THE PROBLEM — Pick up the article on the University of Portsmouth's new laser instrument for analyzing pollutants and continue it from its last sentence.

[PASSAGE SHOWN Boundary: Start]

UK scientists have been given the keys to a tool that will allow them to make a huge leap in understanding how the Earth works and how it's changing.
A team of Earth scientists at the University of Portsmouth has been awarded £950,000 to buy and install the most highly specialised tool available to find and analyse to microscale detail an enormous range of pollutants.
The integrated femtosecond laser ablation and laser induced breakdown spectroscopy system will be open to UK scientists studying to better understand environmental pollution.
Funding was awarded by the UK's leading funder of environmental science, the Natural Environment Research Council (NERC).
Professor Craig Storey, in the University's School of the Environment, Geography and Geosciences, led the bid.
He said: "This instrument will provide a step change in environmental research capability. It's the only one of its kind across the UK and Europe and opens the possibility of stealing a march in the study of how the planet works.
This new instrument opens a window, giving us the ability with pinpoint accuracy to analyse a vast range of materials and elements to provide high quality data critical for addressing geo-environmental problems.
"The combination of technologies in one instrument capable of rapid analysis will be unique to the UK and Europe, and will provide the data required to tackle many major environmental challenges."
Earth and environmental scientists tackle diverse issues, ranging from the formation of Earth to the fate of ecosystems being stressed by pollution. In order to study these problems, they need to be able to measure the chemical composition of, for example, minerals, plastics, dust and biological materials.

[PASSAGE SHOWN Boundary: End]
[GIVEN DATA Boundary: Start]

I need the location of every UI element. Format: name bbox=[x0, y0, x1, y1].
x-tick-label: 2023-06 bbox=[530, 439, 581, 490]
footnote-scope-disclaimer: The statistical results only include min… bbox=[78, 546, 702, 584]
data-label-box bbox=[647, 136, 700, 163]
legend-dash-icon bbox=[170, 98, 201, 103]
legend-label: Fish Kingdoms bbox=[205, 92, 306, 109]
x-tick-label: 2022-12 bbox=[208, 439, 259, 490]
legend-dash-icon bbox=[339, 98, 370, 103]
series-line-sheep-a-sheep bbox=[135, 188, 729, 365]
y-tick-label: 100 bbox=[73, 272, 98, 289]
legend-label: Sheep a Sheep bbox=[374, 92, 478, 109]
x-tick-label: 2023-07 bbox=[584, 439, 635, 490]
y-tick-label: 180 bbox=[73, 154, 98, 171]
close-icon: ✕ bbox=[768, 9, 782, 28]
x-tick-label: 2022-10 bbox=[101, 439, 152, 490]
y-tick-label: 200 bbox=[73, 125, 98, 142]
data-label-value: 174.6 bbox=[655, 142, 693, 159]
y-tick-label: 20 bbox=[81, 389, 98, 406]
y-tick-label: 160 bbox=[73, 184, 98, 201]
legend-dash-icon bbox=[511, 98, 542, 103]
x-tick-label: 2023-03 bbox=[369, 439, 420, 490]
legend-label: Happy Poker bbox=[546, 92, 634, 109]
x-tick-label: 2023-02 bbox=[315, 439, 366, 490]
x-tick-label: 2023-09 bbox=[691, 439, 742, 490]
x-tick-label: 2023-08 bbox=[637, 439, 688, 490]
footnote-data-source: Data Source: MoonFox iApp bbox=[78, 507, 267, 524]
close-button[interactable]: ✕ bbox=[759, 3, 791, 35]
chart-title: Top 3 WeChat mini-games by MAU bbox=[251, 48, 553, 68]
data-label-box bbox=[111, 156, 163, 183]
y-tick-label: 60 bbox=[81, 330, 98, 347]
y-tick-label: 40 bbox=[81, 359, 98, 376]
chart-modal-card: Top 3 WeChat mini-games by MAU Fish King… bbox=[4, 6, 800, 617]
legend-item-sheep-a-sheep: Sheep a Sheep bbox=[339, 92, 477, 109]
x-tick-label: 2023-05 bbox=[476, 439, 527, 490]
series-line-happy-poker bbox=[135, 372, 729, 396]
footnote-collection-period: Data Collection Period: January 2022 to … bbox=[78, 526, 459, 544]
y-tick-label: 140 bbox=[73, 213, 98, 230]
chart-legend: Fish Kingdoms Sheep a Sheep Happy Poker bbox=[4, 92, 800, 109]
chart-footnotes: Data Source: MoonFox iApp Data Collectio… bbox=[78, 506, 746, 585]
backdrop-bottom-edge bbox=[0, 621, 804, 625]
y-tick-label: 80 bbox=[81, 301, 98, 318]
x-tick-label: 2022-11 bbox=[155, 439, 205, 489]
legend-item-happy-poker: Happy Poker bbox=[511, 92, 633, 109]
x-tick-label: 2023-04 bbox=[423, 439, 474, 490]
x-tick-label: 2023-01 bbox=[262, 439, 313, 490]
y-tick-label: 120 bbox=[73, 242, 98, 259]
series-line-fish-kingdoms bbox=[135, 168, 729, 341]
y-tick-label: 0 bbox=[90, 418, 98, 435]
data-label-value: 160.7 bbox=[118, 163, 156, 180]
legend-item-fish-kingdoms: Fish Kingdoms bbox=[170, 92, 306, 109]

[GIVEN DATA Boundary: End]

TASK OUTPUT —
Professor Storey said: "We rely on data that allows us to link physical and biological process, such as mineral growth, breakdown of plastic in the environment, corrosion and the dispersal of dust, with chemical ones, such as uptake of metals in minerals, release of toxic elements from plastics and the transfer of polluting chemicals to plants and animals.
"Only when we have this understanding can we fully determine sustainable solutions to complex environmental problems."
Among the pressing environmental problems the new technology will allow scientists to study are how to locate and sustainably mine metals critical for building low-carbon infrastructure; how dangerous microplastics are in rivers and oceans; and how to reduce harmful air pollution.
Professor Storey said: "Analysis of such a broad range of materials usually requires a multitude of different instruments and methods. In addition, it is difficult to analyse accurately very small fragments of some materials such as plastic and dust.
"This new instrument opens a window, giving us the ability with pinpoint accuracy to analyse a vast range of materials and elements to provide high quality data critical for addressing geo-environmental problems."
The new instrument will be used to:
- Identify the sources and fates of marine, freshwater and atmospheric particulate pollution (microplastic, dust and other) and how they influence metal cycling and vectoring through processes such as surface adsorption, leaching and biofilm formation;
- Monitor the growth of marine organisms and their response to environmental stresses, including oyster bed restoration in UK waters;
- Perform novel micro- to nano-scale chemical and isotopic measurements of accessory minerals such as zircon and apatite to transform our understanding of early Earth processes and the development of plate tectonics;
- Give unprecedented insight into the formation of carbonates in hydrothermal and brittle-fault settings to better understand links between fault movement, (neo)tectonics and ore mineralisation;
- Provide new constraints on magmatic-hydrothermal and weathering processes leading to critical metal and other ore-formation; via concurrent analysis of non-metals (e.g. H, S, C, O and halogens) in fluid inclusions and economic minerals by LIBS and metals and isotopes by (MC)-ICP-MS;
- Enable in-situ geochemical characterisation and nanoscale depth profiling for a wide-range of materials (e.g. polymers, biofilms, tissue, biominerals), by overcoming the currently limiting requirement for matrix-matched reference materials.
The proposed facility will be housed at the University of Portsmouth and open for use by the UK scientific community.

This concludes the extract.